[To be done]: Each line below must be set down exactly; omit any image you find.

[Information supplied]:
____

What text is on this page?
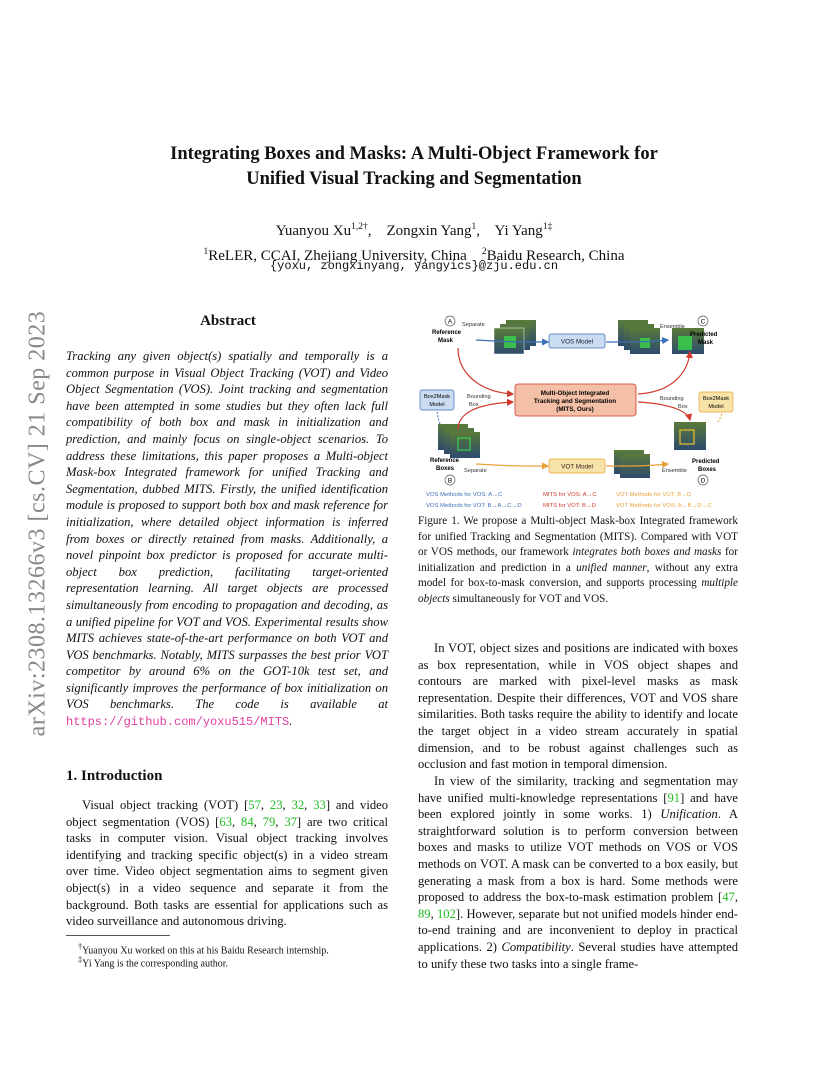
Integrating Boxes and Masks: A Multi-Object Framework for
Unified Visual Tracking and Segmentation
Yuanyou $Xu^{1,2\dagger}$,    Zongxin Yang$^1$,    Yi Yang$^{1\ddagger}$
$^1$ReLER, CCAI, Zhejiang University, China $^2$Baidu Research, China
{yoxu, zongxinyang, yangyics}@zju.edu.cn
arXiv:2308.13266v3 [cs.CV] 21 Sep 2023	Abstract
Tracking any given object(s) spatially and temporally is a common purpose in Visual Object Tracking (VOT) and Video Object Segmentation (VOS). Joint tracking and segmentation have been attempted in some studies but they often lack full compatibility of both box and mask in initialization and prediction, and mainly focus on single-object scenarios. To address these limitations, this paper proposes a Multi-object Mask-box Integrated framework for unified Tracking and Segmentation, dubbed MITS. Firstly, the unified identification module is proposed to support both box and mask reference for initialization, where detailed object information is inferred from boxes or directly retained from masks. Additionally, a novel pinpoint box predictor is proposed for accurate multi-object box prediction, facilitating target-oriented representation learning. All target objects are processed simultaneously from encoding to propagation and decoding, as a unified pipeline for VOT and VOS. Experimental results show MITS achieves state-of-the-art performance on both VOT and VOS benchmarks. Notably, MITS surpasses the best prior VOT competitor by around 6% on the GOT-10k test set, and significantly improves the performance of box initialization on VOS benchmarks. The code is available at https://github.com/yoxu515/MITS.
1. Introduction
Visual object tracking (VOT) [57, 23, 32, 33] and video object segmentation (VOS) [63, 84, 79, 37] are two critical tasks in computer vision. Visual object tracking involves identifying and tracking specific object(s) in a video stream over time. Video object segmentation aims to segment given object(s) in a video sequence and separate it from the background. Both tasks are essential for applications such as video surveillance and autonomous driving.
†Yuanyou Xu worked on this at his Baidu Research internship.
‡Yi Yang is the corresponding author.
A	C
B	D
VOS Model
VOT Model
Multi-Object Integrated
Tracking and Segmentation
(MITS, Ours)
Box2Mask
Model
Box2Mask
Model
Separate
Reference
Mask
Ensemble
Predicted
Mask
Bounding
Box
Bounding
Box
Reference
Boxes Separate	Ensemble
Predicted
Boxes
VOS Methods for VOS: A→C
VOS Methods for VOT: B→A→C→D
MITS for VOS: A→C
MITS for VOT: B→D
VOT Methods for VOT: B→D
VOT Methods for VOS: A→B→D→C
Figure 1. We propose a Multi-object Mask-box Integrated framework for unified Tracking and Segmentation (MITS). Compared with VOT or VOS methods, our framework integrates both boxes and masks for initialization and prediction in a unified manner, without any extra model for box-to-mask conversion, and supports processing multiple objects simultaneously for VOT and VOS.
In VOT, object sizes and positions are indicated with boxes as box representation, while in VOS object shapes and contours are marked with pixel-level masks as mask representation. Despite their differences, VOT and VOS share similarities. Both tasks require the ability to identify and locate the target object in a video stream accurately in spatial dimension, and to be robust against challenges such as occlusion and fast motion in temporal dimension.
In view of the similarity, tracking and segmentation may have unified multi-knowledge representations [91] and have been explored jointly in some works. 1) Unification. A straightforward solution is to perform conversion between boxes and masks to utilize VOT methods on VOS or VOS methods on VOT. A mask can be converted to a box easily, but generating a mask from a box is hard. Some methods were proposed to address the box-to-mask estimation problem [47, 89, 102]. However, separate but not unified models hinder end-to-end training and are inconvenient to deploy in practical applications. 2) Compatibility. Several studies have attempted to unify these two tasks into a single frame-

____

[Reply]:
What text is on this page?
Integrating Boxes and Masks: A Multi-Object Framework for
Unified Visual Tracking and Segmentation
Yuanyou $Xu^{1,2\dagger}$,    Zongxin Yang$^1$,    Yi Yang$^{1\ddagger}$
$^1$ReLER, CCAI, Zhejiang University, China $^2$Baidu Research, China
{yoxu, zongxinyang, yangyics}@zju.edu.cn
arXiv:2308.13266v3 [cs.CV] 21 Sep 2023	Abstract
Tracking any given object(s) spatially and temporally is a common purpose in Visual Object Tracking (VOT) and Video Object Segmentation (VOS). Joint tracking and segmentation have been attempted in some studies but they often lack full compatibility of both box and mask in initialization and prediction, and mainly focus on single-object scenarios. To address these limitations, this paper proposes a Multi-object Mask-box Integrated framework for unified Tracking and Segmentation, dubbed MITS. Firstly, the unified identification module is proposed to support both box and mask reference for initialization, where detailed object information is inferred from boxes or directly retained from masks. Additionally, a novel pinpoint box predictor is proposed for accurate multi-object box prediction, facilitating target-oriented representation learning. All target objects are processed simultaneously from encoding to propagation and decoding, as a unified pipeline for VOT and VOS. Experimental results show MITS achieves state-of-the-art performance on both VOT and VOS benchmarks. Notably, MITS surpasses the best prior VOT competitor by around 6% on the GOT-10k test set, and significantly improves the performance of box initialization on VOS benchmarks. The code is available at https://github.com/yoxu515/MITS.
1. Introduction
Visual object tracking (VOT) [57, 23, 32, 33] and video object segmentation (VOS) [63, 84, 79, 37] are two critical tasks in computer vision. Visual object tracking involves identifying and tracking specific object(s) in a video stream over time. Video object segmentation aims to segment given object(s) in a video sequence and separate it from the background. Both tasks are essential for applications such as video surveillance and autonomous driving.
†Yuanyou Xu worked on this at his Baidu Research internship.
‡Yi Yang is the corresponding author.
A	C
B	D
VOS Model
VOT Model
Multi-Object Integrated
Tracking and Segmentation
(MITS, Ours)
Box2Mask
Model
Box2Mask
Model
Separate
Reference
Mask
Ensemble
Predicted
Mask
Bounding
Box
Bounding
Box
Reference
Boxes Separate	Ensemble
Predicted
Boxes
VOS Methods for VOS: A→C
VOS Methods for VOT: B→A→C→D
MITS for VOS: A→C
MITS for VOT: B→D
VOT Methods for VOT: B→D
VOT Methods for VOS: A→B→D→C
Figure 1. We propose a Multi-object Mask-box Integrated framework for unified Tracking and Segmentation (MITS). Compared with VOT or VOS methods, our framework integrates both boxes and masks for initialization and prediction in a unified manner, without any extra model for box-to-mask conversion, and supports processing multiple objects simultaneously for VOT and VOS.
In VOT, object sizes and positions are indicated with boxes as box representation, while in VOS object shapes and contours are marked with pixel-level masks as mask representation. Despite their differences, VOT and VOS share similarities. Both tasks require the ability to identify and locate the target object in a video stream accurately in spatial dimension, and to be robust against challenges such as occlusion and fast motion in temporal dimension.
In view of the similarity, tracking and segmentation may have unified multi-knowledge representations [91] and have been explored jointly in some works. 1) Unification. A straightforward solution is to perform conversion between boxes and masks to utilize VOT methods on VOS or VOS methods on VOT. A mask can be converted to a box easily, but generating a mask from a box is hard. Some methods were proposed to address the box-to-mask estimation problem [47, 89, 102]. However, separate but not unified models hinder end-to-end training and are inconvenient to deploy in practical applications. 2) Compatibility. Several studies have attempted to unify these two tasks into a single frame-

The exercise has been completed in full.